'''
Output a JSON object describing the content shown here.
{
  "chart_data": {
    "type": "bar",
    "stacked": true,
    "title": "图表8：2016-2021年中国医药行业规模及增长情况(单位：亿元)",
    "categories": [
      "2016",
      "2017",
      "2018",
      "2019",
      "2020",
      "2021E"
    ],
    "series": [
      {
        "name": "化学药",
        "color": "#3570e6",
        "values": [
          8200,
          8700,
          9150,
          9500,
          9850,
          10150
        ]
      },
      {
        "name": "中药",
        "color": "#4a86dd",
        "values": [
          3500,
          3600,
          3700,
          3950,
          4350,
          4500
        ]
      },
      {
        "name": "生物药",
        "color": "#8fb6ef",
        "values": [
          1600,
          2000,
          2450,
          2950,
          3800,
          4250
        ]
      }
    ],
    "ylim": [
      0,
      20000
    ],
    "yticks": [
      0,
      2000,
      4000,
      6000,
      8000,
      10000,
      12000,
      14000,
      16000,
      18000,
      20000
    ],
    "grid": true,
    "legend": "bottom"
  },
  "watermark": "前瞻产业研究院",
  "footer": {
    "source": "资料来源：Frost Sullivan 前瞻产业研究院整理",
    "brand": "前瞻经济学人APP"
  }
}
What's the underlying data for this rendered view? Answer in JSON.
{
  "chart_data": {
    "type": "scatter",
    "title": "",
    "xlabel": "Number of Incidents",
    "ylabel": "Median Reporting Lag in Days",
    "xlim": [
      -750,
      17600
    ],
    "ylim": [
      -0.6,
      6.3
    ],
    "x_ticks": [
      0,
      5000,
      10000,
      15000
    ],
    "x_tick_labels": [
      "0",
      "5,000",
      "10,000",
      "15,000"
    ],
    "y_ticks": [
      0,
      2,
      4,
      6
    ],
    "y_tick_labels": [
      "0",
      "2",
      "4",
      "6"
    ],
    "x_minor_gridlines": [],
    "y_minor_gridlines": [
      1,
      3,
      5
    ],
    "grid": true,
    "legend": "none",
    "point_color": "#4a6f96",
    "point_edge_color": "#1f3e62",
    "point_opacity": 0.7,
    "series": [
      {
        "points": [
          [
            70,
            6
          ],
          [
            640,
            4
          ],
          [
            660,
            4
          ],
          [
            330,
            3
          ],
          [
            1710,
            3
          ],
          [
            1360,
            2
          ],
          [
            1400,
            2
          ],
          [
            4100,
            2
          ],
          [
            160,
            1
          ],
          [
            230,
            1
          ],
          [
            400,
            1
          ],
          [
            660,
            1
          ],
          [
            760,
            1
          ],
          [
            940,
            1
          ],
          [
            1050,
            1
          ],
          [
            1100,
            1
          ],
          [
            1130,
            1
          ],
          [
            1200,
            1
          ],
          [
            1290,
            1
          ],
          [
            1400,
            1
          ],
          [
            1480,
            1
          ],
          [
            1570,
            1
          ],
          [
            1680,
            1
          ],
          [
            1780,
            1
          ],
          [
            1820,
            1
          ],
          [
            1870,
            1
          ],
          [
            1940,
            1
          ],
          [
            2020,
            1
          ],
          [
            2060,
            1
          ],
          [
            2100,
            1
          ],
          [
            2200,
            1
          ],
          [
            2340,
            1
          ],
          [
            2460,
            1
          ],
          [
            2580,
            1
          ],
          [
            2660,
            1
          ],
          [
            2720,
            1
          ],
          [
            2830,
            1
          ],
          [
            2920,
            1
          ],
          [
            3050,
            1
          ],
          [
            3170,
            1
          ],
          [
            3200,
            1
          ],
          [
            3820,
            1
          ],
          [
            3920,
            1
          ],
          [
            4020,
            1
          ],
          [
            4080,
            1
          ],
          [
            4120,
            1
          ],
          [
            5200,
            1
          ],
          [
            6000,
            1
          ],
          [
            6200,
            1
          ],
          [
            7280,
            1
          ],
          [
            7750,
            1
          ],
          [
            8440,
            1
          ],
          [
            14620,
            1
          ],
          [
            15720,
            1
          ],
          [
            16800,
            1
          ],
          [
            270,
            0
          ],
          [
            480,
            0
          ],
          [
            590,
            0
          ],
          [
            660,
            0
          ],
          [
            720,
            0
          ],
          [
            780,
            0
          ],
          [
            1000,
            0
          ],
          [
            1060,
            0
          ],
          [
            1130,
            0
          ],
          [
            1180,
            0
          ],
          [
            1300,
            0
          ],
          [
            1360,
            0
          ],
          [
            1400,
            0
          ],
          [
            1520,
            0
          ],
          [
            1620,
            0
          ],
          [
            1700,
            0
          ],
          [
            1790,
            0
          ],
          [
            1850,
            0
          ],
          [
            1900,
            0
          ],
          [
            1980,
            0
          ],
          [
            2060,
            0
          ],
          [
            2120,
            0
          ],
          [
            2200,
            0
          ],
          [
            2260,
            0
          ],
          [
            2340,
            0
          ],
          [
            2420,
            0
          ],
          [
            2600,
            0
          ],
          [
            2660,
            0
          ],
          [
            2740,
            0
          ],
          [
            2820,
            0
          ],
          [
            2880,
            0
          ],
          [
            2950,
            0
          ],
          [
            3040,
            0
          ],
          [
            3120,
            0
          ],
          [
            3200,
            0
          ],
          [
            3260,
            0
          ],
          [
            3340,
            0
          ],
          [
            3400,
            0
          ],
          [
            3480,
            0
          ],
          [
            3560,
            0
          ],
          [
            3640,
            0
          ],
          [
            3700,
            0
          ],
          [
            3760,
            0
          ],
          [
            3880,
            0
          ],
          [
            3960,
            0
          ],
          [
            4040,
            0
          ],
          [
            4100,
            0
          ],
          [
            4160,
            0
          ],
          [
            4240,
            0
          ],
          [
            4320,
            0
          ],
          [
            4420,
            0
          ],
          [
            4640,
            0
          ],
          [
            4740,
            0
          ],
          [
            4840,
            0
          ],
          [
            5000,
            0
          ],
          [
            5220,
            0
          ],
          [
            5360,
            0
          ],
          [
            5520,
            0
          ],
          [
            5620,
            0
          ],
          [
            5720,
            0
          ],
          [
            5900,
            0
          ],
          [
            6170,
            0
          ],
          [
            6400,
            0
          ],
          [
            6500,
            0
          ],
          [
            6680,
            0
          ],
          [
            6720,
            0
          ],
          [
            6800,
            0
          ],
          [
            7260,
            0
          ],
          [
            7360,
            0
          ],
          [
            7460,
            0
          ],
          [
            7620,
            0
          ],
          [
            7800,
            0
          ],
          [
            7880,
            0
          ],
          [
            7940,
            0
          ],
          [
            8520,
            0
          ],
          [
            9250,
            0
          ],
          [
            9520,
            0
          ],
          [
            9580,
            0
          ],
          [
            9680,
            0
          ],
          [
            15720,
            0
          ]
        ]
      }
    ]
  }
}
'''
== Problem ==
Print all of the entries again, exactly as written.

== Output of the exercise ==
Output a JSON object describing the content shown here.
{
  "chart_data": {
    "type": "bar",
    "stacked": true,
    "title": "图表8：2016-2021年中国医药行业规模及增长情况(单位：亿元)",
    "categories": [
      "2016",
      "2017",
      "2018",
      "2019",
      "2020",
      "2021E"
    ],
    "series": [
      {
        "name": "化学药",
        "color": "#3570e6",
        "values": [
          8200,
          8700,
          9150,
          9500,
          9850,
          10150
        ]
      },
      {
        "name": "中药",
        "color": "#4a86dd",
        "values": [
          3500,
          3600,
          3700,
          3950,
          4350,
          4500
        ]
      },
      {
        "name": "生物药",
        "color": "#8fb6ef",
        "values": [
          1600,
          2000,
          2450,
          2950,
          3800,
          4250
        ]
      }
    ],
    "ylim": [
      0,
      20000
    ],
    "yticks": [
      0,
      2000,
      4000,
      6000,
      8000,
      10000,
      12000,
      14000,
      16000,
      18000,
      20000
    ],
    "grid": true,
    "legend": "bottom"
  },
  "watermark": "前瞻产业研究院",
  "footer": {
    "source": "资料来源：Frost Sullivan 前瞻产业研究院整理",
    "brand": "前瞻经济学人APP"
  }
}
What's the underlying data for this rendered view? Answer in JSON.
{
  "chart_data": {
    "type": "scatter",
    "title": "",
    "xlabel": "Number of Incidents",
    "ylabel": "Median Reporting Lag in Days",
    "xlim": [
      -750,
      17600
    ],
    "ylim": [
      -0.6,
      6.3
    ],
    "x_ticks": [
      0,
      5000,
      10000,
      15000
    ],
    "x_tick_labels": [
      "0",
      "5,000",
      "10,000",
      "15,000"
    ],
    "y_ticks": [
      0,
      2,
      4,
      6
    ],
    "y_tick_labels": [
      "0",
      "2",
      "4",
      "6"
    ],
    "x_minor_gridlines": [],
    "y_minor_gridlines": [
      1,
      3,
      5
    ],
    "grid": true,
    "legend": "none",
    "point_color": "#4a6f96",
    "point_edge_color": "#1f3e62",
    "point_opacity": 0.7,
    "series": [
      {
        "points": [
          [
            70,
            6
          ],
          [
            640,
            4
          ],
          [
            660,
            4
          ],
          [
            330,
            3
          ],
          [
            1710,
            3
          ],
          [
            1360,
            2
          ],
          [
            1400,
            2
          ],
          [
            4100,
            2
          ],
          [
            160,
            1
          ],
          [
            230,
            1
          ],
          [
            400,
            1
          ],
          [
            660,
            1
          ],
          [
            760,
            1
          ],
          [
            940,
            1
          ],
          [
            1050,
            1
          ],
          [
            1100,
            1
          ],
          [
            1130,
            1
          ],
          [
            1200,
            1
          ],
          [
            1290,
            1
          ],
          [
            1400,
            1
          ],
          [
            1480,
            1
          ],
          [
            1570,
            1
          ],
          [
            1680,
            1
          ],
          [
            1780,
            1
          ],
          [
            1820,
            1
          ],
          [
            1870,
            1
          ],
          [
            1940,
            1
          ],
          [
            2020,
            1
          ],
          [
            2060,
            1
          ],
          [
            2100,
            1
          ],
          [
            2200,
            1
          ],
          [
            2340,
            1
          ],
          [
            2460,
            1
          ],
          [
            2580,
            1
          ],
          [
            2660,
            1
          ],
          [
            2720,
            1
          ],
          [
            2830,
            1
          ],
          [
            2920,
            1
          ],
          [
            3050,
            1
          ],
          [
            3170,
            1
          ],
          [
            3200,
            1
          ],
          [
            3820,
            1
          ],
          [
            3920,
            1
          ],
          [
            4020,
            1
          ],
          [
            4080,
            1
          ],
          [
            4120,
            1
          ],
          [
            5200,
            1
          ],
          [
            6000,
            1
          ],
          [
            6200,
            1
          ],
          [
            7280,
            1
          ],
          [
            7750,
            1
          ],
          [
            8440,
            1
          ],
          [
            14620,
            1
          ],
          [
            15720,
            1
          ],
          [
            16800,
            1
          ],
          [
            270,
            0
          ],
          [
            480,
            0
          ],
          [
            590,
            0
          ],
          [
            660,
            0
          ],
          [
            720,
            0
          ],
          [
            780,
            0
          ],
          [
            1000,
            0
          ],
          [
            1060,
            0
          ],
          [
            1130,
            0
          ],
          [
            1180,
            0
          ],
          [
            1300,
            0
          ],
          [
            1360,
            0
          ],
          [
            1400,
            0
          ],
          [
            1520,
            0
          ],
          [
            1620,
            0
          ],
          [
            1700,
            0
          ],
          [
            1790,
            0
          ],
          [
            1850,
            0
          ],
          [
            1900,
            0
          ],
          [
            1980,
            0
          ],
          [
            2060,
            0
          ],
          [
            2120,
            0
          ],
          [
            2200,
            0
          ],
          [
            2260,
            0
          ],
          [
            2340,
            0
          ],
          [
            2420,
            0
          ],
          [
            2600,
            0
          ],
          [
            2660,
            0
          ],
          [
            2740,
            0
          ],
          [
            2820,
            0
          ],
          [
            2880,
            0
          ],
          [
            2950,
            0
          ],
          [
            3040,
            0
          ],
          [
            3120,
            0
          ],
          [
            3200,
            0
          ],
          [
            3260,
            0
          ],
          [
            3340,
            0
          ],
          [
            3400,
            0
          ],
          [
            3480,
            0
          ],
          [
            3560,
            0
          ],
          [
            3640,
            0
          ],
          [
            3700,
            0
          ],
          [
            3760,
            0
          ],
          [
            3880,
            0
          ],
          [
            3960,
            0
          ],
          [
            4040,
            0
          ],
          [
            4100,
            0
          ],
          [
            4160,
            0
          ],
          [
            4240,
            0
          ],
          [
            4320,
            0
          ],
          [
            4420,
            0
          ],
          [
            4640,
            0
          ],
          [
            4740,
            0
          ],
          [
            4840,
            0
          ],
          [
            5000,
            0
          ],
          [
            5220,
            0
          ],
          [
            5360,
            0
          ],
          [
            5520,
            0
          ],
          [
            5620,
            0
          ],
          [
            5720,
            0
          ],
          [
            5900,
            0
          ],
          [
            6170,
            0
          ],
          [
            6400,
            0
          ],
          [
            6500,
            0
          ],
          [
            6680,
            0
          ],
          [
            6720,
            0
          ],
          [
            6800,
            0
          ],
          [
            7260,
            0
          ],
          [
            7360,
            0
          ],
          [
            7460,
            0
          ],
          [
            7620,
            0
          ],
          [
            7800,
            0
          ],
          [
            7880,
            0
          ],
          [
            7940,
            0
          ],
          [
            8520,
            0
          ],
          [
            9250,
            0
          ],
          [
            9520,
            0
          ],
          [
            9580,
            0
          ],
          [
            9680,
            0
          ],
          [
            15720,
            0
          ]
        ]
      }
    ]
  }
}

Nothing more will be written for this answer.